# What is required
Copy out all lines that carry the word "Management".

# The records

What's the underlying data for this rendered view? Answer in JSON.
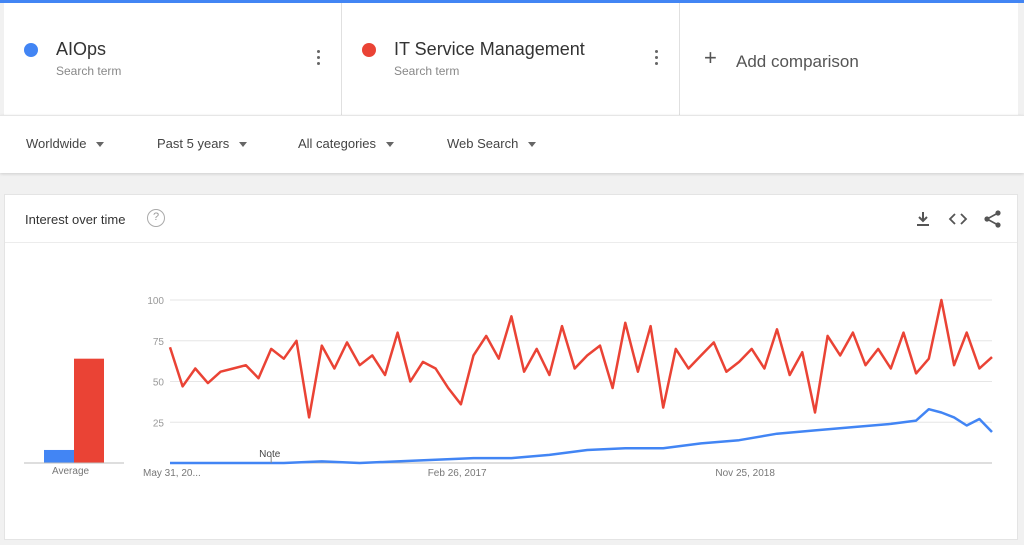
{
  "terms": [
    {
      "name": "AIOps",
      "sub": "Search term",
      "color": "#4285f4"
    },
    {
      "name": "IT Service Management",
      "sub": "Search term",
      "color": "#ea4335"
    }
  ],
  "add_comparison": "Add comparison",
  "filters": {
    "region": "Worldwide",
    "period": "Past 5 years",
    "category": "All categories",
    "search_type": "Web Search"
  },
  "card": {
    "title": "Interest over time",
    "help": "?",
    "icons": [
      "download-icon",
      "embed-icon",
      "share-icon"
    ]
  },
  "chart_data": {
    "type": "line",
    "title": "",
    "xlabel": "",
    "ylabel": "",
    "ylim": [
      0,
      100
    ],
    "yticks": [
      25,
      50,
      75,
      100
    ],
    "grid": true,
    "x_range": [
      "2015-05-31",
      "2020-05-24"
    ],
    "xtick_labels": [
      {
        "date": "2015-05-31",
        "label": "May 31, 20..."
      },
      {
        "date": "2017-02-26",
        "label": "Feb 26, 2017"
      },
      {
        "date": "2018-11-25",
        "label": "Nov 25, 2018"
      }
    ],
    "annotation": {
      "date": "2016-01-10",
      "text": "Note"
    },
    "series": [
      {
        "name": "IT Service Management",
        "color": "#ea4335",
        "points": [
          [
            "2015-05-31",
            71
          ],
          [
            "2015-06-28",
            47
          ],
          [
            "2015-07-26",
            58
          ],
          [
            "2015-08-23",
            49
          ],
          [
            "2015-09-20",
            56
          ],
          [
            "2015-10-18",
            58
          ],
          [
            "2015-11-15",
            60
          ],
          [
            "2015-12-13",
            52
          ],
          [
            "2016-01-10",
            70
          ],
          [
            "2016-02-07",
            64
          ],
          [
            "2016-03-06",
            75
          ],
          [
            "2016-04-03",
            28
          ],
          [
            "2016-05-01",
            72
          ],
          [
            "2016-05-29",
            58
          ],
          [
            "2016-06-26",
            74
          ],
          [
            "2016-07-24",
            60
          ],
          [
            "2016-08-21",
            66
          ],
          [
            "2016-09-18",
            54
          ],
          [
            "2016-10-16",
            80
          ],
          [
            "2016-11-13",
            50
          ],
          [
            "2016-12-11",
            62
          ],
          [
            "2017-01-08",
            58
          ],
          [
            "2017-02-05",
            46
          ],
          [
            "2017-03-05",
            36
          ],
          [
            "2017-04-02",
            66
          ],
          [
            "2017-04-30",
            78
          ],
          [
            "2017-05-28",
            64
          ],
          [
            "2017-06-25",
            90
          ],
          [
            "2017-07-23",
            56
          ],
          [
            "2017-08-20",
            70
          ],
          [
            "2017-09-17",
            54
          ],
          [
            "2017-10-15",
            84
          ],
          [
            "2017-11-12",
            58
          ],
          [
            "2017-12-10",
            66
          ],
          [
            "2018-01-07",
            72
          ],
          [
            "2018-02-04",
            46
          ],
          [
            "2018-03-04",
            86
          ],
          [
            "2018-04-01",
            56
          ],
          [
            "2018-04-29",
            84
          ],
          [
            "2018-05-27",
            34
          ],
          [
            "2018-06-24",
            70
          ],
          [
            "2018-07-22",
            58
          ],
          [
            "2018-08-19",
            66
          ],
          [
            "2018-09-16",
            74
          ],
          [
            "2018-10-14",
            56
          ],
          [
            "2018-11-11",
            62
          ],
          [
            "2018-12-09",
            70
          ],
          [
            "2019-01-06",
            58
          ],
          [
            "2019-02-03",
            82
          ],
          [
            "2019-03-03",
            54
          ],
          [
            "2019-03-31",
            68
          ],
          [
            "2019-04-28",
            31
          ],
          [
            "2019-05-26",
            78
          ],
          [
            "2019-06-23",
            66
          ],
          [
            "2019-07-21",
            80
          ],
          [
            "2019-08-18",
            60
          ],
          [
            "2019-09-15",
            70
          ],
          [
            "2019-10-13",
            58
          ],
          [
            "2019-11-10",
            80
          ],
          [
            "2019-12-08",
            55
          ],
          [
            "2020-01-05",
            64
          ],
          [
            "2020-02-02",
            100
          ],
          [
            "2020-03-01",
            60
          ],
          [
            "2020-03-29",
            80
          ],
          [
            "2020-04-26",
            58
          ],
          [
            "2020-05-24",
            65
          ]
        ]
      },
      {
        "name": "AIOps",
        "color": "#4285f4",
        "points": [
          [
            "2015-05-31",
            0
          ],
          [
            "2015-08-23",
            0
          ],
          [
            "2015-11-15",
            0
          ],
          [
            "2016-02-07",
            0
          ],
          [
            "2016-05-01",
            1
          ],
          [
            "2016-07-24",
            0
          ],
          [
            "2016-10-16",
            1
          ],
          [
            "2017-01-08",
            2
          ],
          [
            "2017-04-02",
            3
          ],
          [
            "2017-06-25",
            3
          ],
          [
            "2017-09-17",
            5
          ],
          [
            "2017-12-10",
            8
          ],
          [
            "2018-03-04",
            9
          ],
          [
            "2018-05-27",
            9
          ],
          [
            "2018-08-19",
            12
          ],
          [
            "2018-11-11",
            14
          ],
          [
            "2019-02-03",
            18
          ],
          [
            "2019-04-28",
            20
          ],
          [
            "2019-07-21",
            22
          ],
          [
            "2019-10-13",
            24
          ],
          [
            "2019-12-08",
            26
          ],
          [
            "2020-01-05",
            33
          ],
          [
            "2020-02-02",
            31
          ],
          [
            "2020-03-01",
            28
          ],
          [
            "2020-03-29",
            23
          ],
          [
            "2020-04-26",
            27
          ],
          [
            "2020-05-24",
            19
          ]
        ]
      }
    ],
    "averages": {
      "label": "Average",
      "values": [
        {
          "name": "AIOps",
          "value": 8,
          "color": "#4285f4"
        },
        {
          "name": "IT Service Management",
          "value": 64,
          "color": "#ea4335"
        }
      ]
    }
  }
}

# Solution to this task
      "name": "IT Service Management",
        "name": "IT Service Management",
          "name": "IT Service Management",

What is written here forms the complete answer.